— start of DATA ENTRIES —
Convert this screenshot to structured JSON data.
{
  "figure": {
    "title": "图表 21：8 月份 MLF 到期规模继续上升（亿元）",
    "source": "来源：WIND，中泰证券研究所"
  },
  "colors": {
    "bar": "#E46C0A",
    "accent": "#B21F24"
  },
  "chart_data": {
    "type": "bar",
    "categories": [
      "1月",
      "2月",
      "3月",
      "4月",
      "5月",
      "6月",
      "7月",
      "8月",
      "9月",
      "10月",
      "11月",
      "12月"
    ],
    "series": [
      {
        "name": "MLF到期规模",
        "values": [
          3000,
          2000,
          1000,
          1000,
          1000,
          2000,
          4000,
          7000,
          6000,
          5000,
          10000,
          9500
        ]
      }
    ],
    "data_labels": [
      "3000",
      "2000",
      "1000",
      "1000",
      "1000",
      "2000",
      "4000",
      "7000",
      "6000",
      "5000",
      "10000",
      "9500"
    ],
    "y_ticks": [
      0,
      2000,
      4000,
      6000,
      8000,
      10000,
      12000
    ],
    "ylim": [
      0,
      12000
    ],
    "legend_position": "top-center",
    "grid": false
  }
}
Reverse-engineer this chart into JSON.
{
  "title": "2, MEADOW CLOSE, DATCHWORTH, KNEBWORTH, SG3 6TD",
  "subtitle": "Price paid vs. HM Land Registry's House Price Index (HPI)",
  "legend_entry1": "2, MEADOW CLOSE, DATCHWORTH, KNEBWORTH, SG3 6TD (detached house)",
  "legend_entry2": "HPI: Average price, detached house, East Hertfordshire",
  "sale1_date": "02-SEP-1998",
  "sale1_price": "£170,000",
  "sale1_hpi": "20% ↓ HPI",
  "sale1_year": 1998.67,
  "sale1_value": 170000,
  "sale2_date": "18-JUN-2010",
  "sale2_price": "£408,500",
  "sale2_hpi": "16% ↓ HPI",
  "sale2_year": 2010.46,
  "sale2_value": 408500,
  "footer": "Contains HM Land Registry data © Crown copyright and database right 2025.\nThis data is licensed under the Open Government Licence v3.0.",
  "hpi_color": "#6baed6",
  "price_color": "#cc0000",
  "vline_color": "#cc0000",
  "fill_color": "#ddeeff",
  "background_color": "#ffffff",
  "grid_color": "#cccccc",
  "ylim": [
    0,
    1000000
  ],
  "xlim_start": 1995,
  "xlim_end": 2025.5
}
— end of DATA ENTRIES —
**EXERCISE INSTRUCTIONS**
List each line of the entries that holds the string "KNEBWORTH".

**SOLUTION FOR THIS EXERCISE**
  "title": "2, MEADOW CLOSE, DATCHWORTH, KNEBWORTH, SG3 6TD",
  "legend_entry1": "2, MEADOW CLOSE, DATCHWORTH, KNEBWORTH, SG3 6TD (detached house)",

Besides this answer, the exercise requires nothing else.